(Part of a data file)
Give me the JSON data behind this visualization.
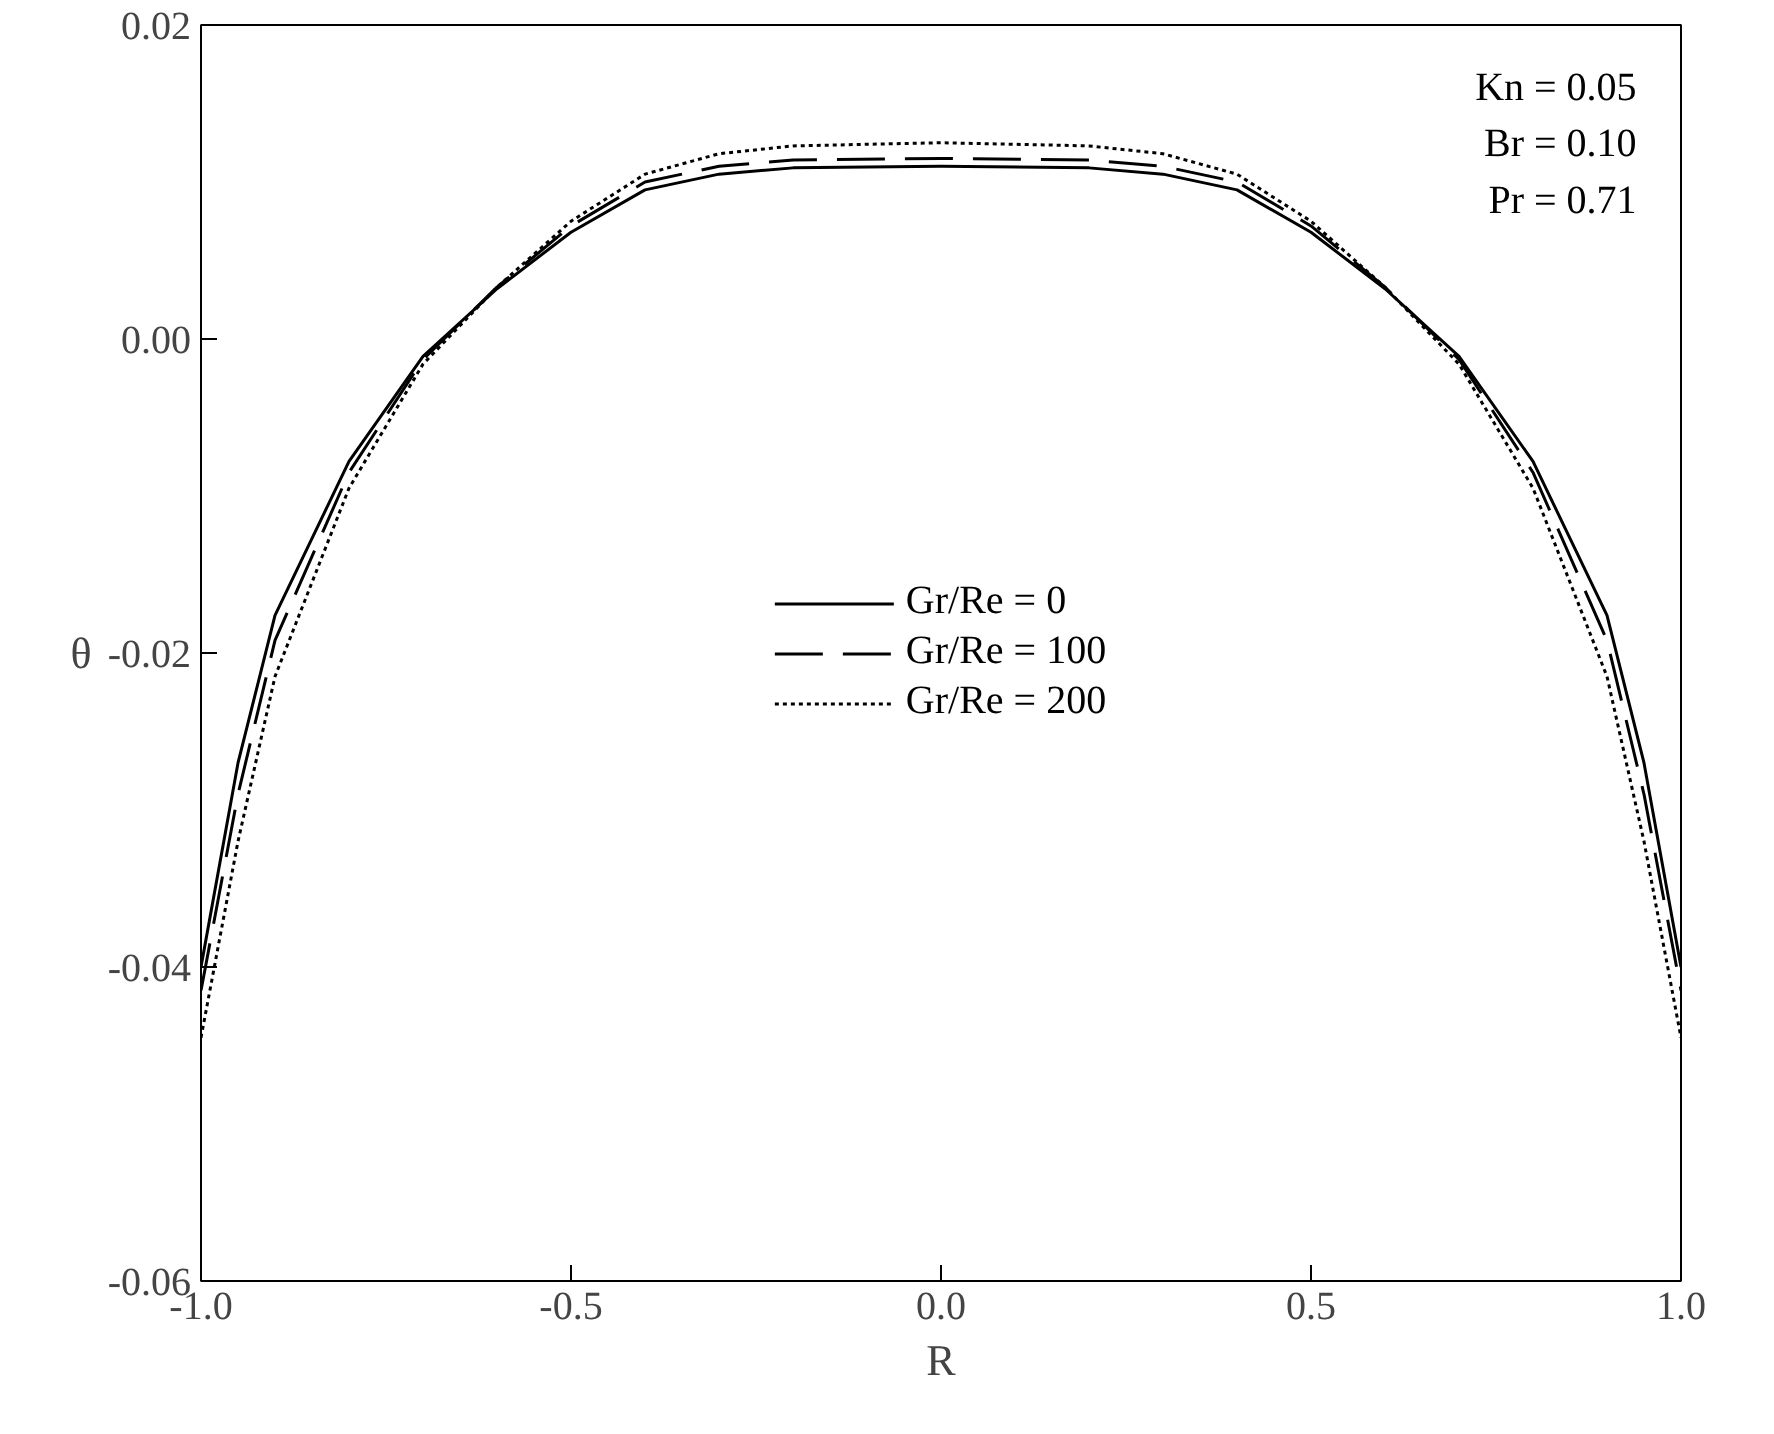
{
  "chart_data": {
    "type": "line",
    "xlabel": "R",
    "ylabel": "θ",
    "x": [
      -1.0,
      -0.95,
      -0.9,
      -0.8,
      -0.7,
      -0.6,
      -0.5,
      -0.4,
      -0.3,
      -0.2,
      0.0,
      0.2,
      0.3,
      0.4,
      0.5,
      0.6,
      0.7,
      0.8,
      0.9,
      0.95,
      1.0
    ],
    "series": [
      {
        "name": "Gr/Re = 0",
        "color": "#000000",
        "line_style": "solid",
        "values": [
          -0.04,
          -0.027,
          -0.0176,
          -0.0078,
          -0.0011,
          0.0032,
          0.0068,
          0.0095,
          0.0105,
          0.0109,
          0.011,
          0.0109,
          0.0105,
          0.0095,
          0.0068,
          0.0032,
          -0.0011,
          -0.0078,
          -0.0176,
          -0.027,
          -0.04
        ]
      },
      {
        "name": "Gr/Re = 100",
        "color": "#000000",
        "line_style": "dashed",
        "values": [
          -0.0415,
          -0.029,
          -0.0192,
          -0.0085,
          -0.0013,
          0.0033,
          0.0072,
          0.01,
          0.011,
          0.0114,
          0.0115,
          0.0114,
          0.011,
          0.01,
          0.0072,
          0.0033,
          -0.0013,
          -0.0085,
          -0.0192,
          -0.029,
          -0.0415
        ]
      },
      {
        "name": "Gr/Re = 200",
        "color": "#000000",
        "line_style": "dotted",
        "values": [
          -0.0445,
          -0.032,
          -0.0215,
          -0.0095,
          -0.0016,
          0.0033,
          0.0075,
          0.0105,
          0.0118,
          0.0123,
          0.0125,
          0.0123,
          0.0118,
          0.0105,
          0.0075,
          0.0033,
          -0.0016,
          -0.0095,
          -0.0215,
          -0.032,
          -0.0445
        ]
      }
    ],
    "xlim": [
      -1.0,
      1.0
    ],
    "ylim": [
      -0.06,
      0.02
    ],
    "xticks": [
      {
        "value": -1.0,
        "label": "-1.0"
      },
      -0.5,
      {
        "value": 0.0,
        "label": "0.0"
      },
      0.5,
      {
        "value": 1.0,
        "label": "1.0"
      }
    ],
    "yticks": [
      -0.06,
      -0.04,
      -0.02,
      {
        "value": 0.0,
        "label": "0.00"
      },
      0.02
    ],
    "annotations": [
      "Kn = 0.05",
      "Br = 0.10",
      "Pr = 0.71"
    ],
    "legend": "center",
    "grid": false
  }
}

* _Given instruction_
Without including the pictures, reproduce all entries exactly.

* _Exercise result_
Give me the JSON data behind this visualization.
{
  "chart_data": {
    "type": "line",
    "xlabel": "R",
    "ylabel": "θ",
    "x": [
      -1.0,
      -0.95,
      -0.9,
      -0.8,
      -0.7,
      -0.6,
      -0.5,
      -0.4,
      -0.3,
      -0.2,
      0.0,
      0.2,
      0.3,
      0.4,
      0.5,
      0.6,
      0.7,
      0.8,
      0.9,
      0.95,
      1.0
    ],
    "series": [
      {
        "name": "Gr/Re = 0",
        "color": "#000000",
        "line_style": "solid",
        "values": [
          -0.04,
          -0.027,
          -0.0176,
          -0.0078,
          -0.0011,
          0.0032,
          0.0068,
          0.0095,
          0.0105,
          0.0109,
          0.011,
          0.0109,
          0.0105,
          0.0095,
          0.0068,
          0.0032,
          -0.0011,
          -0.0078,
          -0.0176,
          -0.027,
          -0.04
        ]
      },
      {
        "name": "Gr/Re = 100",
        "color": "#000000",
        "line_style": "dashed",
        "values": [
          -0.0415,
          -0.029,
          -0.0192,
          -0.0085,
          -0.0013,
          0.0033,
          0.0072,
          0.01,
          0.011,
          0.0114,
          0.0115,
          0.0114,
          0.011,
          0.01,
          0.0072,
          0.0033,
          -0.0013,
          -0.0085,
          -0.0192,
          -0.029,
          -0.0415
        ]
      },
      {
        "name": "Gr/Re = 200",
        "color": "#000000",
        "line_style": "dotted",
        "values": [
          -0.0445,
          -0.032,
          -0.0215,
          -0.0095,
          -0.0016,
          0.0033,
          0.0075,
          0.0105,
          0.0118,
          0.0123,
          0.0125,
          0.0123,
          0.0118,
          0.0105,
          0.0075,
          0.0033,
          -0.0016,
          -0.0095,
          -0.0215,
          -0.032,
          -0.0445
        ]
      }
    ],
    "xlim": [
      -1.0,
      1.0
    ],
    "ylim": [
      -0.06,
      0.02
    ],
    "xticks": [
      {
        "value": -1.0,
        "label": "-1.0"
      },
      -0.5,
      {
        "value": 0.0,
        "label": "0.0"
      },
      0.5,
      {
        "value": 1.0,
        "label": "1.0"
      }
    ],
    "yticks": [
      -0.06,
      -0.04,
      -0.02,
      {
        "value": 0.0,
        "label": "0.00"
      },
      0.02
    ],
    "annotations": [
      "Kn = 0.05",
      "Br = 0.10",
      "Pr = 0.71"
    ],
    "legend": "center",
    "grid": false
  }
}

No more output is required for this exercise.